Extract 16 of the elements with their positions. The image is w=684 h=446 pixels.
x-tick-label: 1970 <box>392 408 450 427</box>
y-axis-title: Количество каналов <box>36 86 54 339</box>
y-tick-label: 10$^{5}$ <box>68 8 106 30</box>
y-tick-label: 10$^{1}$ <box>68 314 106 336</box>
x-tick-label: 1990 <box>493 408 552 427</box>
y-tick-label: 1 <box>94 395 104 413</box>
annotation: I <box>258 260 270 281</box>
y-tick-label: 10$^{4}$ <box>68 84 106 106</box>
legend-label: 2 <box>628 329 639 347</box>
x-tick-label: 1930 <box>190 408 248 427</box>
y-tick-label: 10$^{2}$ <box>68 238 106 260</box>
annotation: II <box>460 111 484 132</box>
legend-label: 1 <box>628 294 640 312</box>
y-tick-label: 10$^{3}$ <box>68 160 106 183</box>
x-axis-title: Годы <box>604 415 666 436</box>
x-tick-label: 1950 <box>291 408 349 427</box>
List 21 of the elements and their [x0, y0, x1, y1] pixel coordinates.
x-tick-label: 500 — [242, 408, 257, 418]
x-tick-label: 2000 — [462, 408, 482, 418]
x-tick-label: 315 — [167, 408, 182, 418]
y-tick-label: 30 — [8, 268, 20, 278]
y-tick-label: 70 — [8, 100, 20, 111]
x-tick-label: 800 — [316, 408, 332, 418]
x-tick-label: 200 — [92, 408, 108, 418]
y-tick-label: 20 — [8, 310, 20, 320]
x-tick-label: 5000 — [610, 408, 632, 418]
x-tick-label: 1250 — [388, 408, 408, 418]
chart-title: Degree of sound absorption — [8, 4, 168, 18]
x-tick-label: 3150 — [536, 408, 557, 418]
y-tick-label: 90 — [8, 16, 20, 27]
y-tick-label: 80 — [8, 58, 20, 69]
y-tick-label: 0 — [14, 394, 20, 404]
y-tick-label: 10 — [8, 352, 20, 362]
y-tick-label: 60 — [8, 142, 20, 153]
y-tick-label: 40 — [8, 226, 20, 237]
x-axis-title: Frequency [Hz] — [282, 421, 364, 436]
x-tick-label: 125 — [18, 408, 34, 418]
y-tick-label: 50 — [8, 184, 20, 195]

_ _ _

→ What you are asked to do
Repeat every row above, line by line, without changing a single character.

→ Solved problem
Extract 16 of the elements with their positions. The image is w=684 h=446 pixels.
x-tick-label: 1970 <box>392 408 450 427</box>
y-axis-title: Количество каналов <box>36 86 54 339</box>
y-tick-label: 10$^{5}$ <box>68 8 106 30</box>
y-tick-label: 10$^{1}$ <box>68 314 106 336</box>
x-tick-label: 1990 <box>493 408 552 427</box>
y-tick-label: 1 <box>94 395 104 413</box>
annotation: I <box>258 260 270 281</box>
y-tick-label: 10$^{4}$ <box>68 84 106 106</box>
legend-label: 2 <box>628 329 639 347</box>
x-tick-label: 1930 <box>190 408 248 427</box>
y-tick-label: 10$^{2}$ <box>68 238 106 260</box>
annotation: II <box>460 111 484 132</box>
legend-label: 1 <box>628 294 640 312</box>
y-tick-label: 10$^{3}$ <box>68 160 106 183</box>
x-axis-title: Годы <box>604 415 666 436</box>
x-tick-label: 1950 <box>291 408 349 427</box>
List 21 of the elements and their [x0, y0, x1, y1] pixel coordinates.
x-tick-label: 500 — [242, 408, 257, 418]
x-tick-label: 2000 — [462, 408, 482, 418]
x-tick-label: 315 — [167, 408, 182, 418]
y-tick-label: 30 — [8, 268, 20, 278]
y-tick-label: 70 — [8, 100, 20, 111]
x-tick-label: 800 — [316, 408, 332, 418]
x-tick-label: 200 — [92, 408, 108, 418]
y-tick-label: 20 — [8, 310, 20, 320]
x-tick-label: 5000 — [610, 408, 632, 418]
x-tick-label: 1250 — [388, 408, 408, 418]
chart-title: Degree of sound absorption — [8, 4, 168, 18]
x-tick-label: 3150 — [536, 408, 557, 418]
y-tick-label: 90 — [8, 16, 20, 27]
y-tick-label: 80 — [8, 58, 20, 69]
y-tick-label: 0 — [14, 394, 20, 404]
y-tick-label: 10 — [8, 352, 20, 362]
y-tick-label: 60 — [8, 142, 20, 153]
y-tick-label: 40 — [8, 226, 20, 237]
x-axis-title: Frequency [Hz] — [282, 421, 364, 436]
x-tick-label: 125 — [18, 408, 34, 418]
y-tick-label: 50 — [8, 184, 20, 195]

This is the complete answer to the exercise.